### [What to work on]
Within the lines below, find those that hold the string "quiche" and copy each one.
** Entries shown follows **
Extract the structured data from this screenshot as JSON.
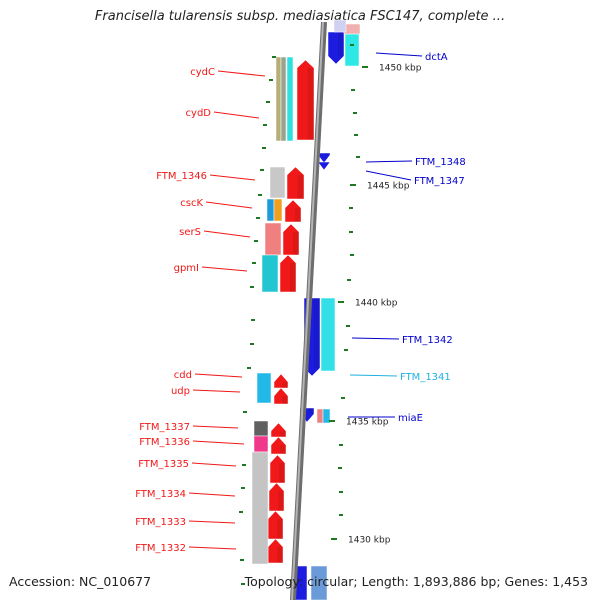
{
  "title": "Francisella tularensis subsp. mediasiatica FSC147, complete ...",
  "footer": {
    "accession": "Accession: NC_010677",
    "summary": "Topology: circular; Length: 1,893,886 bp; Genes: 1,453"
  },
  "axis": {
    "unit": "kbp",
    "ticks": [
      {
        "kbp": 1450,
        "label": "1450 kbp"
      },
      {
        "kbp": 1445,
        "label": "1445 kbp"
      },
      {
        "kbp": 1440,
        "label": "1440 kbp"
      },
      {
        "kbp": 1435,
        "label": "1435 kbp"
      },
      {
        "kbp": 1430,
        "label": "1430 kbp"
      }
    ]
  },
  "colors": {
    "backbone": "#8f8f8f",
    "tick_marks": "#1f7a1f",
    "forward_label": "#cc0000",
    "reverse_label": "#0000cc",
    "reverse_label_light": "#20b0e0",
    "cds_forward": "#f01818",
    "cds_reverse": "#1c1ce0",
    "cds_reverse_light": "#8fd0f0"
  },
  "genes": {
    "left": [
      {
        "name": "cydC",
        "color": "#f01818"
      },
      {
        "name": "cydD",
        "color": "#f01818"
      },
      {
        "name": "FTM_1346",
        "color": "#f01818"
      },
      {
        "name": "cscK",
        "color": "#f01818"
      },
      {
        "name": "serS",
        "color": "#f01818"
      },
      {
        "name": "gpmI",
        "color": "#f01818"
      },
      {
        "name": "cdd",
        "color": "#f01818"
      },
      {
        "name": "udp",
        "color": "#f01818"
      },
      {
        "name": "FTM_1337",
        "color": "#f01818"
      },
      {
        "name": "FTM_1336",
        "color": "#f01818"
      },
      {
        "name": "FTM_1335",
        "color": "#f01818"
      },
      {
        "name": "FTM_1334",
        "color": "#f01818"
      },
      {
        "name": "FTM_1333",
        "color": "#f01818"
      },
      {
        "name": "FTM_1332",
        "color": "#f01818"
      }
    ],
    "right": [
      {
        "name": "dctA",
        "color": "#0000cc"
      },
      {
        "name": "FTM_1348",
        "color": "#0000cc"
      },
      {
        "name": "FTM_1347",
        "color": "#0000cc"
      },
      {
        "name": "FTM_1342",
        "color": "#0000cc"
      },
      {
        "name": "FTM_1341",
        "color": "#20b0e0"
      },
      {
        "name": "miaE",
        "color": "#0000cc"
      }
    ]
  }
}
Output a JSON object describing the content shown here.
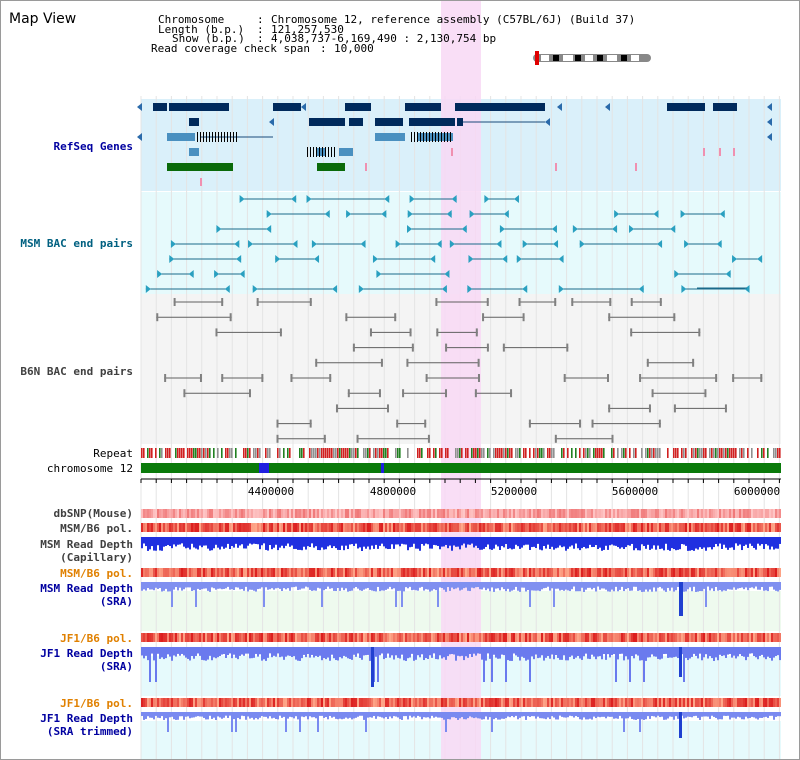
{
  "page": {
    "title": "Map View"
  },
  "header": {
    "chromosome_label": "Chromosome",
    "chromosome_value": "Chromosome 12, reference assembly (C57BL/6J) (Build 37)",
    "length_label": "Length (b.p.)",
    "length_value": "121,257,530",
    "show_label": "Show (b.p.)",
    "show_value": "4,038,737-6,169,490 : 2,130,754 bp",
    "coverage_label": "Read coverage check span",
    "coverage_value": "10,000"
  },
  "tracks": {
    "refseq": "RefSeq Genes",
    "msm_bac": "MSM BAC end pairs",
    "b6n_bac": "B6N BAC end pairs",
    "repeat": "Repeat",
    "chromosome": "chromosome 12",
    "dbsnp": "dbSNP(Mouse)",
    "msm_b6_pol_1": "MSM/B6 pol.",
    "msm_depth_cap_1": "MSM Read Depth",
    "msm_depth_cap_2": "(Capillary)",
    "msm_b6_pol_2": "MSM/B6 pol.",
    "msm_depth_sra_1": "MSM Read Depth",
    "msm_depth_sra_2": "(SRA)",
    "jf1_b6_pol_1": "JF1/B6 pol.",
    "jf1_depth_sra_1": "JF1 Read Depth",
    "jf1_depth_sra_2": "(SRA)",
    "jf1_b6_pol_2": "JF1/B6 pol.",
    "jf1_depth_trim_1": "JF1 Read Depth",
    "jf1_depth_trim_2": "(SRA trimmed)"
  },
  "axis": {
    "ticks": [
      "4400000",
      "4800000",
      "5200000",
      "5600000",
      "6000000"
    ]
  },
  "colors": {
    "refseq_label": "#0000a0",
    "msm_label": "#006080",
    "b6n_label": "#404040",
    "pol_msm_label": "#e08000",
    "highlight": "#f8d8f4"
  }
}
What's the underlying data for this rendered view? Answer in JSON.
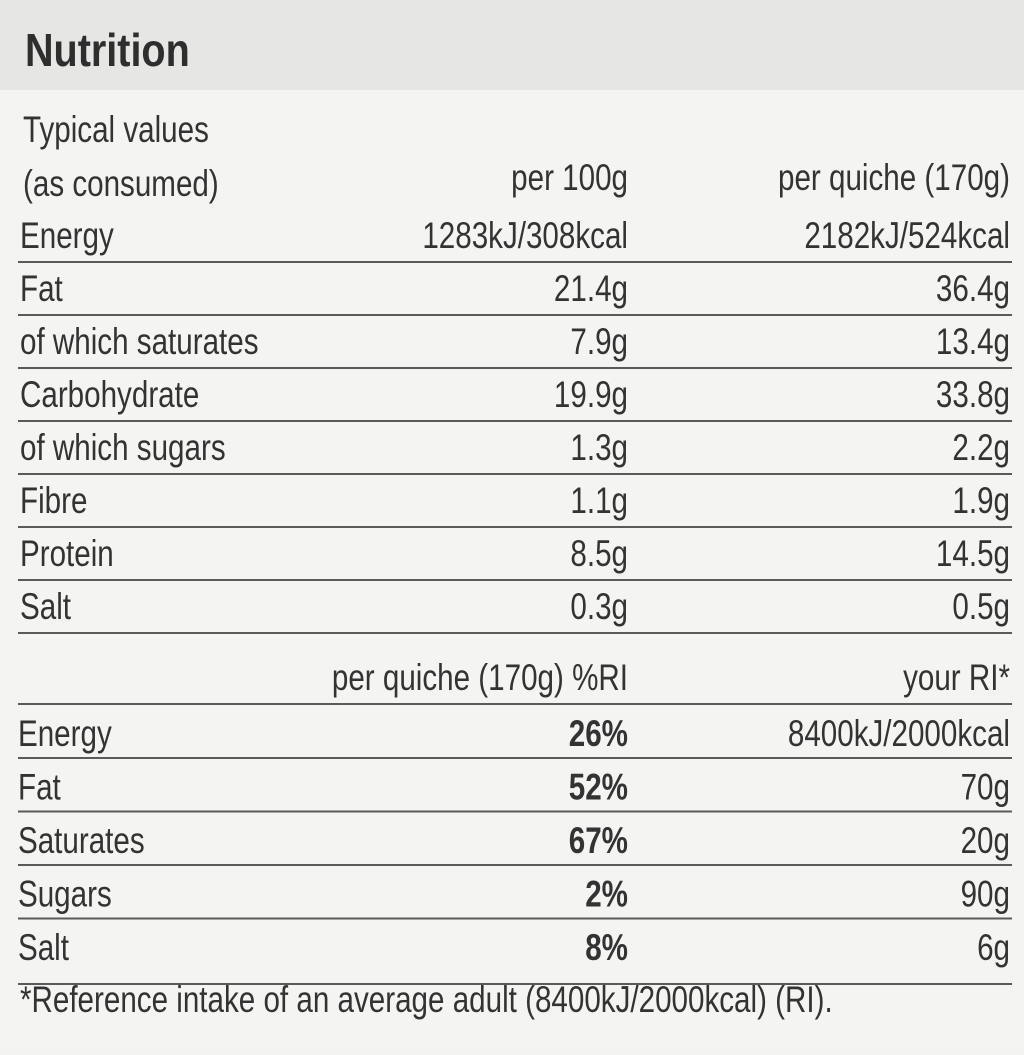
{
  "title": "Nutrition",
  "header": {
    "label": [
      "Typical values",
      "(as consumed)"
    ],
    "col1": "per 100g",
    "col2": "per quiche (170g)"
  },
  "rows": [
    [
      "Energy",
      "1283kJ/308kcal",
      "2182kJ/524kcal"
    ],
    [
      "Fat",
      "21.4g",
      "36.4g"
    ],
    [
      "of which saturates",
      "7.9g",
      "13.4g"
    ],
    [
      "Carbohydrate",
      "19.9g",
      "33.8g"
    ],
    [
      "of which sugars",
      "1.3g",
      "2.2g"
    ],
    [
      "Fibre",
      "1.1g",
      "1.9g"
    ],
    [
      "Protein",
      "8.5g",
      "14.5g"
    ],
    [
      "Salt",
      "0.3g",
      "0.5g"
    ]
  ],
  "ri_header": {
    "col1": "per quiche (170g) %RI",
    "col2": "your RI*"
  },
  "ri_rows": [
    [
      "Energy",
      "26%",
      "8400kJ/2000kcal"
    ],
    [
      "Fat",
      "52%",
      "70g"
    ],
    [
      "Saturates",
      "67%",
      "20g"
    ],
    [
      "Sugars",
      "2%",
      "90g"
    ],
    [
      "Salt",
      "8%",
      "6g"
    ]
  ],
  "footnote": "*Reference intake of an average adult (8400kJ/2000kcal) (RI)."
}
** End of Entries shown **
### [Task output]
    "col2": "per quiche (170g)"
    "col1": "per quiche (170g) %RI",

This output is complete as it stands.